YOUR INSTRUCTIONS: Transcribe each line of the material below without changing anything.

INFORMATION SHOWN:
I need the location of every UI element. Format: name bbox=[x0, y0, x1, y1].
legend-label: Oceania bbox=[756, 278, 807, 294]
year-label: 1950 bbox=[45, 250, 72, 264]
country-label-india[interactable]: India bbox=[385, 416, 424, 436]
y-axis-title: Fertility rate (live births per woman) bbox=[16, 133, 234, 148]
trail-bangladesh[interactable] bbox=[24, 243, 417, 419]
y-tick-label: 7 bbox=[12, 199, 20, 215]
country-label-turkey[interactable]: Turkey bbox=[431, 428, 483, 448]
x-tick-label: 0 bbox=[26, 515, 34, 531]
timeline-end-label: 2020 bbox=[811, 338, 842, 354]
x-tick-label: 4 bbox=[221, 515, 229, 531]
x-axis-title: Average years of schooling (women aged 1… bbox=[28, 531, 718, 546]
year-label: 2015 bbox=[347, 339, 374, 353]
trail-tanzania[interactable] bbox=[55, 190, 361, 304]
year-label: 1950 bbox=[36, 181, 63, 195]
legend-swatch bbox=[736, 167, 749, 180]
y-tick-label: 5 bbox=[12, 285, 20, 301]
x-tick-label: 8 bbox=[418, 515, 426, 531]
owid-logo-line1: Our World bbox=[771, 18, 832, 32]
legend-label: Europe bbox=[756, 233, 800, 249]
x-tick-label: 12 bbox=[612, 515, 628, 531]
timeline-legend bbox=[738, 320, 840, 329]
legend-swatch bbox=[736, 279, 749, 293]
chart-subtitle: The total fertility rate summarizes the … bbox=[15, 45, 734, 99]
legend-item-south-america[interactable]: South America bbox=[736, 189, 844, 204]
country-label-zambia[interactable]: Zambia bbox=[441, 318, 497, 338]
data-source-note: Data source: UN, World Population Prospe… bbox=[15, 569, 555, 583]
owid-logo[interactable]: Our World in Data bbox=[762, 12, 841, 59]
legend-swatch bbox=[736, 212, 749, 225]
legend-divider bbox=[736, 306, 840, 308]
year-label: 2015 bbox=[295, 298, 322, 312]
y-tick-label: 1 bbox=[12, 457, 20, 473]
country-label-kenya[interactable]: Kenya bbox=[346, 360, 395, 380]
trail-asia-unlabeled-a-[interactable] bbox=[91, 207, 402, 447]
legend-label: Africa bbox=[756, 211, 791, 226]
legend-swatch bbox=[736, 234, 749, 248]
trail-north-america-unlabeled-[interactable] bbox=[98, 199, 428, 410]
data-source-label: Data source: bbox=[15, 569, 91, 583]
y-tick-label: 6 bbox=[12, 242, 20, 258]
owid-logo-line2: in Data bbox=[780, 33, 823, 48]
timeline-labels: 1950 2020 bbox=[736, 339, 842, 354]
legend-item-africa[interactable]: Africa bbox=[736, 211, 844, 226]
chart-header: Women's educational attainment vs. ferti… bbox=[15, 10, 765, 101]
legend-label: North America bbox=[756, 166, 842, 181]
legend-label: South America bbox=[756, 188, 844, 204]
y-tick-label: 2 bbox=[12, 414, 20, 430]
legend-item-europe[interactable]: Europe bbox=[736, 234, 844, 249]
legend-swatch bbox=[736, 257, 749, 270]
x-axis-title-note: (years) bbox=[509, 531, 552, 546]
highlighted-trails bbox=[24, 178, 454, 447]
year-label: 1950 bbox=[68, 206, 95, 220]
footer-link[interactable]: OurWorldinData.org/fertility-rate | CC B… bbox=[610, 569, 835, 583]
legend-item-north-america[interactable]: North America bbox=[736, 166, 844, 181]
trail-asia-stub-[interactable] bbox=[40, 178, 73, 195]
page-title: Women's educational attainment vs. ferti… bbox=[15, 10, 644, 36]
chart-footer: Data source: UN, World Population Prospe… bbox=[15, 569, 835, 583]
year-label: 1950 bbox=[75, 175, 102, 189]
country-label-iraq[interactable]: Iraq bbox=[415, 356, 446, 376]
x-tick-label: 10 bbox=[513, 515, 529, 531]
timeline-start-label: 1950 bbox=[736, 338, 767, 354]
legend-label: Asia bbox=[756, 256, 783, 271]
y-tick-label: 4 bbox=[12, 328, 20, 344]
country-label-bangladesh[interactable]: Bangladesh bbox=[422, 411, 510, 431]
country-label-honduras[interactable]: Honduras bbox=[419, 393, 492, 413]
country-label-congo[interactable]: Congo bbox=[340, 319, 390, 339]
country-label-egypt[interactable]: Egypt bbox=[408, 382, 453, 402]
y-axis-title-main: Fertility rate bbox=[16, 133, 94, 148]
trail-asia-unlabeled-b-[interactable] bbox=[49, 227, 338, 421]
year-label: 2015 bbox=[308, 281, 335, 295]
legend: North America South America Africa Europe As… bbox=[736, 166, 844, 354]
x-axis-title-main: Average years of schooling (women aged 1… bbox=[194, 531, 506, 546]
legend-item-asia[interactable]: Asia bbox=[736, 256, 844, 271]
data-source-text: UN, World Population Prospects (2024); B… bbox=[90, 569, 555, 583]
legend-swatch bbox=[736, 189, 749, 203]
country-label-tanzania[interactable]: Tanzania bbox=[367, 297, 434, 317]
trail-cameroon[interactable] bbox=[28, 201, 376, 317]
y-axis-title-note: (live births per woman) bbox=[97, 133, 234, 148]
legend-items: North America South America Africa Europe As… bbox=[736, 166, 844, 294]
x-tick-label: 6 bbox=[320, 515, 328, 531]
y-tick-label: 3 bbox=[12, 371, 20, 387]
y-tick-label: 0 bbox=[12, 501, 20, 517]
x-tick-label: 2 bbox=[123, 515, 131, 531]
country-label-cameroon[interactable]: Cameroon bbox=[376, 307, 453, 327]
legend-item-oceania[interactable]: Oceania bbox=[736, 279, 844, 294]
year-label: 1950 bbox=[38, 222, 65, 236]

SOLUTION:
I need the location of every UI element. Format: name bbox=[x0, y0, x1, y1].
legend-label: Oceania bbox=[756, 278, 807, 294]
year-label: 1950 bbox=[45, 250, 72, 264]
country-label-india[interactable]: India bbox=[385, 416, 424, 436]
y-axis-title: Fertility rate (live births per woman) bbox=[16, 133, 234, 148]
trail-bangladesh[interactable] bbox=[24, 243, 417, 419]
y-tick-label: 7 bbox=[12, 199, 20, 215]
country-label-turkey[interactable]: Turkey bbox=[431, 428, 483, 448]
x-tick-label: 0 bbox=[26, 515, 34, 531]
timeline-end-label: 2020 bbox=[811, 338, 842, 354]
x-tick-label: 4 bbox=[221, 515, 229, 531]
x-axis-title: Average years of schooling (women aged 1… bbox=[28, 531, 718, 546]
year-label: 2015 bbox=[347, 339, 374, 353]
trail-tanzania[interactable] bbox=[55, 190, 361, 304]
year-label: 1950 bbox=[36, 181, 63, 195]
legend-swatch bbox=[736, 167, 749, 180]
y-tick-label: 5 bbox=[12, 285, 20, 301]
x-tick-label: 8 bbox=[418, 515, 426, 531]
owid-logo-line1: Our World bbox=[771, 18, 832, 32]
legend-label: Europe bbox=[756, 233, 800, 249]
x-tick-label: 12 bbox=[612, 515, 628, 531]
timeline-legend bbox=[738, 320, 840, 329]
legend-swatch bbox=[736, 279, 749, 293]
chart-subtitle: The total fertility rate summarizes the … bbox=[15, 45, 734, 99]
legend-item-south-america[interactable]: South America bbox=[736, 189, 844, 204]
country-label-zambia[interactable]: Zambia bbox=[441, 318, 497, 338]
data-source-note: Data source: UN, World Population Prospe… bbox=[15, 569, 555, 583]
owid-logo[interactable]: Our World in Data bbox=[762, 12, 841, 59]
legend-swatch bbox=[736, 212, 749, 225]
legend-divider bbox=[736, 306, 840, 308]
year-label: 2015 bbox=[295, 298, 322, 312]
y-tick-label: 1 bbox=[12, 457, 20, 473]
country-label-kenya[interactable]: Kenya bbox=[346, 360, 395, 380]
trail-asia-unlabeled-a-[interactable] bbox=[91, 207, 402, 447]
legend-label: Africa bbox=[756, 211, 791, 226]
legend-swatch bbox=[736, 234, 749, 248]
trail-north-america-unlabeled-[interactable] bbox=[98, 199, 428, 410]
data-source-label: Data source: bbox=[15, 569, 91, 583]
y-tick-label: 6 bbox=[12, 242, 20, 258]
owid-logo-line2: in Data bbox=[780, 33, 823, 48]
timeline-labels: 1950 2020 bbox=[736, 339, 842, 354]
legend-item-africa[interactable]: Africa bbox=[736, 211, 844, 226]
chart-header: Women's educational attainment vs. ferti… bbox=[15, 10, 765, 101]
legend-label: North America bbox=[756, 166, 842, 181]
legend-label: South America bbox=[756, 188, 844, 204]
y-tick-label: 2 bbox=[12, 414, 20, 430]
legend-item-europe[interactable]: Europe bbox=[736, 234, 844, 249]
legend-swatch bbox=[736, 257, 749, 270]
x-axis-title-note: (years) bbox=[509, 531, 552, 546]
highlighted-trails bbox=[24, 178, 454, 447]
year-label: 1950 bbox=[68, 206, 95, 220]
footer-link[interactable]: OurWorldinData.org/fertility-rate | CC B… bbox=[610, 569, 835, 583]
legend-item-north-america[interactable]: North America bbox=[736, 166, 844, 181]
trail-asia-stub-[interactable] bbox=[40, 178, 73, 195]
page-title: Women's educational attainment vs. ferti… bbox=[15, 10, 644, 36]
chart-footer: Data source: UN, World Population Prospe… bbox=[15, 569, 835, 583]
year-label: 1950 bbox=[75, 175, 102, 189]
country-label-iraq[interactable]: Iraq bbox=[415, 356, 446, 376]
x-tick-label: 10 bbox=[513, 515, 529, 531]
timeline-start-label: 1950 bbox=[736, 338, 767, 354]
legend-label: Asia bbox=[756, 256, 783, 271]
y-tick-label: 4 bbox=[12, 328, 20, 344]
country-label-bangladesh[interactable]: Bangladesh bbox=[422, 411, 510, 431]
country-label-honduras[interactable]: Honduras bbox=[419, 393, 492, 413]
country-label-congo[interactable]: Congo bbox=[340, 319, 390, 339]
country-label-egypt[interactable]: Egypt bbox=[408, 382, 453, 402]
y-axis-title-main: Fertility rate bbox=[16, 133, 94, 148]
trail-asia-unlabeled-b-[interactable] bbox=[49, 227, 338, 421]
year-label: 2015 bbox=[308, 281, 335, 295]
legend: North America South America Africa Europe As… bbox=[736, 166, 844, 354]
x-axis-title-main: Average years of schooling (women aged 1… bbox=[194, 531, 506, 546]
legend-item-asia[interactable]: Asia bbox=[736, 256, 844, 271]
data-source-text: UN, World Population Prospects (2024); B… bbox=[90, 569, 555, 583]
legend-swatch bbox=[736, 189, 749, 203]
country-label-tanzania[interactable]: Tanzania bbox=[367, 297, 434, 317]
trail-cameroon[interactable] bbox=[28, 201, 376, 317]
y-axis-title-note: (live births per woman) bbox=[97, 133, 234, 148]
legend-items: North America South America Africa Europe As… bbox=[736, 166, 844, 294]
x-tick-label: 6 bbox=[320, 515, 328, 531]
y-tick-label: 3 bbox=[12, 371, 20, 387]
y-tick-label: 0 bbox=[12, 501, 20, 517]
x-tick-label: 2 bbox=[123, 515, 131, 531]
country-label-cameroon[interactable]: Cameroon bbox=[376, 307, 453, 327]
legend-item-oceania[interactable]: Oceania bbox=[736, 279, 844, 294]
year-label: 1950 bbox=[38, 222, 65, 236]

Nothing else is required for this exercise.